Saved data entries:
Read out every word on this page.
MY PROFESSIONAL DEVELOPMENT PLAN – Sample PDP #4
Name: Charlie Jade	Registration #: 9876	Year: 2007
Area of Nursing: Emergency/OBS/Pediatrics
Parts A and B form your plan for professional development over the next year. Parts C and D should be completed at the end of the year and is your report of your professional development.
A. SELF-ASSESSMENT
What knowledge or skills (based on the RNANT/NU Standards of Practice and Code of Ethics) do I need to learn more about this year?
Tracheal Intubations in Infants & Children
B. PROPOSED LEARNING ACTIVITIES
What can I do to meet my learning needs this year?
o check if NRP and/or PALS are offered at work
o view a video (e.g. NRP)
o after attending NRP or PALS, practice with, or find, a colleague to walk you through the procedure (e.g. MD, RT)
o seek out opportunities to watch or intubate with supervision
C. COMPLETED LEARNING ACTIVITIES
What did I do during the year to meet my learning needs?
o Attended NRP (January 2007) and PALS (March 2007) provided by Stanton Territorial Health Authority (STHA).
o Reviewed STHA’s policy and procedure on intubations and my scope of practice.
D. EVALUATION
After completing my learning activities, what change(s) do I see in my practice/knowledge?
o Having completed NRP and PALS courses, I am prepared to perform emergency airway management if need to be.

What is expected: Transcribe each record exactly. Leave nothing out.

Solution:
Read out every word on this page.
MY PROFESSIONAL DEVELOPMENT PLAN – Sample PDP #4
Name: Charlie Jade	Registration #: 9876	Year: 2007
Area of Nursing: Emergency/OBS/Pediatrics
Parts A and B form your plan for professional development over the next year. Parts C and D should be completed at the end of the year and is your report of your professional development.
A. SELF-ASSESSMENT
What knowledge or skills (based on the RNANT/NU Standards of Practice and Code of Ethics) do I need to learn more about this year?
Tracheal Intubations in Infants & Children
B. PROPOSED LEARNING ACTIVITIES
What can I do to meet my learning needs this year?
o check if NRP and/or PALS are offered at work
o view a video (e.g. NRP)
o after attending NRP or PALS, practice with, or find, a colleague to walk you through the procedure (e.g. MD, RT)
o seek out opportunities to watch or intubate with supervision
C. COMPLETED LEARNING ACTIVITIES
What did I do during the year to meet my learning needs?
o Attended NRP (January 2007) and PALS (March 2007) provided by Stanton Territorial Health Authority (STHA).
o Reviewed STHA’s policy and procedure on intubations and my scope of practice.
D. EVALUATION
After completing my learning activities, what change(s) do I see in my practice/knowledge?
o Having completed NRP and PALS courses, I am prepared to perform emergency airway management if need to be.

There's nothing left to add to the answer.